:: Trecho do texto ::

Os povos ocidentais são educados mais para julgar, censurar e punir do que para aceitar, desculpar e tolerar o próximo. Até mesmo nas menores ações e omissões não perdem o cacoete de julgar, mais para apontar o dedo acusador do que para um generoso e fraternal abraço. Rigorosos no julgamento da conduta alheia, esses juízes sem toga se acham senhores da inocência, da verdade, da moral e do direito, dignos de respeito e acatamento. A culpa é sempre dos outros. Da maldade humana, o demônio é o culpado. Armado, o sujeito sai a matar quem encontra pela frente: "está com o demônio no corpo". 

Em pleno inverno, louça fria ou gelada. Colocado na xícara fria ou gelada, café quente amorna. Culpamos a garrafa térmica que não estaria segurando o calor, ou a pessoa que não rosqueou bem a tampa da garrafa e deixou o calor escapar. Em momento algum atribuímos culpa a nós mesmos por não termos o cuidado de previamente escaldar a xícara com água fervendo. Escaldada, a xícara conservará o café quente enquanto bebemos. No gelado inverno de Curitiba, quando visitava periodicamente parentes e amigos antes da atual reclusão em casa, eu marcava o ponto, manhã de sábado sem chuva, no cafezinho da Rua das Flores. Depois das 10,00 horas, claro! Ninguém é de ferro! Madrugar? Nem pensar! Café bem quentinho servido em xícara que, pouco antes, estava mergulhada na água quase fervendo em recipiente de metal aquecido por energia elétrica.

:::
:: Informações extraídas ::

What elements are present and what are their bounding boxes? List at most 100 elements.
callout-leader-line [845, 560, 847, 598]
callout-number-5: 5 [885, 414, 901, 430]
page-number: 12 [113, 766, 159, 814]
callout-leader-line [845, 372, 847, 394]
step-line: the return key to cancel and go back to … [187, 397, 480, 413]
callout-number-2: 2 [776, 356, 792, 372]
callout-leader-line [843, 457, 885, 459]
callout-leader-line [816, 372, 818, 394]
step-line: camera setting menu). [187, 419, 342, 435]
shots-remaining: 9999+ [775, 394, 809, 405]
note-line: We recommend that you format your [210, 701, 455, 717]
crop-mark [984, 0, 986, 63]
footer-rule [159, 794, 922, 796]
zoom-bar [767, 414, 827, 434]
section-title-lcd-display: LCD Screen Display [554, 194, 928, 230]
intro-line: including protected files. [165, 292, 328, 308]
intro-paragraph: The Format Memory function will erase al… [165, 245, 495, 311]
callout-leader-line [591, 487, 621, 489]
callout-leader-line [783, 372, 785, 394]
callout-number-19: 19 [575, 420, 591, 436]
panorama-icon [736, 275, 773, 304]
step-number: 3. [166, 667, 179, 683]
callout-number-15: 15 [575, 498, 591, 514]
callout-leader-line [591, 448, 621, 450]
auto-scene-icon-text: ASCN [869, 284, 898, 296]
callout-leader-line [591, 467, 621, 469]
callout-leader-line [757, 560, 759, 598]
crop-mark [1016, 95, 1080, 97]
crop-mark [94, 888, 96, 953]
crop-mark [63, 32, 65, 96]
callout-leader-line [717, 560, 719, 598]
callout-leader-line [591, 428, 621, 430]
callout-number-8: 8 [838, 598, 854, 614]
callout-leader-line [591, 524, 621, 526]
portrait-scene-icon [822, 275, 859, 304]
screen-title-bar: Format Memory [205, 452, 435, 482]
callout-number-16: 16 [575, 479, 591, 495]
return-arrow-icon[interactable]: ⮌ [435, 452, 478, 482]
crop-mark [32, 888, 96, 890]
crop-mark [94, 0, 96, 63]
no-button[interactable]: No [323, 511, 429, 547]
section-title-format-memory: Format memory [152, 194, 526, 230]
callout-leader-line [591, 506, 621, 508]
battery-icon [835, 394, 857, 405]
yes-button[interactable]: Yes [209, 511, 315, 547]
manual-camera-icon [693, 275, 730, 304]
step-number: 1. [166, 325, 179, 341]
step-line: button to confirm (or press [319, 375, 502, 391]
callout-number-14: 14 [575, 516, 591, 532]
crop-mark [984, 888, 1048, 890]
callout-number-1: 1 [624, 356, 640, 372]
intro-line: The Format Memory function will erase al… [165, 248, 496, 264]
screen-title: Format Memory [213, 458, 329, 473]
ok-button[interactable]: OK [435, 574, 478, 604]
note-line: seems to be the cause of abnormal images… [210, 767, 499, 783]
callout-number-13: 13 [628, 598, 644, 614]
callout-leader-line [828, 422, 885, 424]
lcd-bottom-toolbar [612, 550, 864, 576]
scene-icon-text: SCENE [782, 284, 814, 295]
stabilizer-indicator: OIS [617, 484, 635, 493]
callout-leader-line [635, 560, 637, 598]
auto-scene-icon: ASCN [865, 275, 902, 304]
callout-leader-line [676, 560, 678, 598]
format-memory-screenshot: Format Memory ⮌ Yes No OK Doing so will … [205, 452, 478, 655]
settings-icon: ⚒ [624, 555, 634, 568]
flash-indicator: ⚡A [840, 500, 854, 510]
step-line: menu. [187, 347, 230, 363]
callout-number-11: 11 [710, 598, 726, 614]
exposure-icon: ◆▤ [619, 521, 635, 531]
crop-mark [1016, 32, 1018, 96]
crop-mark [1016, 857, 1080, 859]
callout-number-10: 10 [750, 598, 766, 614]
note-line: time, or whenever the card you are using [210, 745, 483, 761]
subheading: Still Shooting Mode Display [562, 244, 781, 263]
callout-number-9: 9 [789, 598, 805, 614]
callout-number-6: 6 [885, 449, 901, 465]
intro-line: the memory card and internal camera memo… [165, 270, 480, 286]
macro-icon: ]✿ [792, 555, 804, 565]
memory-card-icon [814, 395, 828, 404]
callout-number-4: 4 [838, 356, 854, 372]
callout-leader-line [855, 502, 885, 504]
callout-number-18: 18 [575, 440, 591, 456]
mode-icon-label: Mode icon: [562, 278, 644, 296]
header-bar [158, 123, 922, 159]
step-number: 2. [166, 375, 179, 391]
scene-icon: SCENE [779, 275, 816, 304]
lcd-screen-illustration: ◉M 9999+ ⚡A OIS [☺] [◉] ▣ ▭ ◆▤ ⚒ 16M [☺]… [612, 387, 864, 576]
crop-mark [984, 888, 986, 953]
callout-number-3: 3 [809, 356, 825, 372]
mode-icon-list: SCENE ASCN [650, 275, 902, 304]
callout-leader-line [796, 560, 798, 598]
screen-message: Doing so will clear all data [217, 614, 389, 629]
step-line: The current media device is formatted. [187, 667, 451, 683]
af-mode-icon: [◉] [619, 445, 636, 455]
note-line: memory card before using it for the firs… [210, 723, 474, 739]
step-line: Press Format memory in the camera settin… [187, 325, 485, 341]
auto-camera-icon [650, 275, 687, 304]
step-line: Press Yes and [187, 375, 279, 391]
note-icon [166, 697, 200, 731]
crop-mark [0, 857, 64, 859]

:::

Conjunto de tarefas:
1 - Indique se cada afirmação concorda com o trecho sobre o hábito de julgar e a culpa, respondendo sim ou não e citando literalmente as palavras do trecho que decidem. (a) Os povos ocidentais são educados mais para tolerar do que para punir. (b) A xícara escaldada conserva o café quente enquanto se bebe. (c) O cafezinho da Rua das Flores era visitado antes das 10 horas.
2 - Prossiga com o trecho sobre a culpa e o café quente a partir da última frase mostrada.
As linhas formam um material à parte, sem relação com o trecho.

Suas respostas:
1 -
(a) Não: "Os povos ocidentais são educados mais para julgar, censurar e punir do que para aceitar, desculpar e tolerar o próximo."
(b) Sim: "Escaldada, a xícara conservará o café quente enquanto bebemos."
(c) Não: "Depois das 10,00 horas, claro!"

2 -
Desde março de 2020, o nosso mundo sofre com uma epidemia de enorme proporção. Os casos da doença denominada Covid-19 que aflige cerca de 188 países, atingem a cifra, em números redondos, de 23 milhões, com a morte de 800 mil pessoas, aproximadamente. No Brasil, há mais de 3 milhões de casos com a morte de mais de 2 mil brasileiros até a presente data. A moléstia continua a se expandir e grande parcela da população relaxou os cuidados preventivos. O presidente da república culpa os alarmistas, os prefeitos, governadores, profissionais da medicina, o sensacionalismo das emissoras de TV, os manipuladores dos dados estatísticos. A tudo encara sob ótica eleitoreira. Na opinião dele, há exagero em todo esse movimento por causa de uma gripe que um dia passará e da morte que um dia chegará a nós todos. Impassível, insensível, irônico, ele se põe no rol dos inocentes. Acha que nenhuma culpa lhe cabe por esta expansão da moléstia e pelo tétrico aumento dos óbitos. 

No entanto, quer por ausência de tino, quer por ignorância, estupidez, debilidade mental, deficiência moral, razões políticas e/ou familiares, o fato é que o presidente da república duvidou do conhecimento científico, menosprezou advertências e orientações dos organismos internacionais na área médica, debochou de quem se preocupava com a gravidade da pandemia. Portou-se como garoto-propaganda de remédio ineficaz. Colocou-se como exemplo de cura dessa moléstia afirmando haver tomado o tal remédio. Tornou-se expert em mentir e encenar peças falsas. Desrespeitou acintosamente a quarentena ao circular sem máscara, provocando aglomerações, fazendo contatos físicos ao ar livre e em recintos fechados, no evidente intuito de mostrar ao povo que ele tem razão ao relativizar a pandemia e que seu comportamento deve ser seguido por todos.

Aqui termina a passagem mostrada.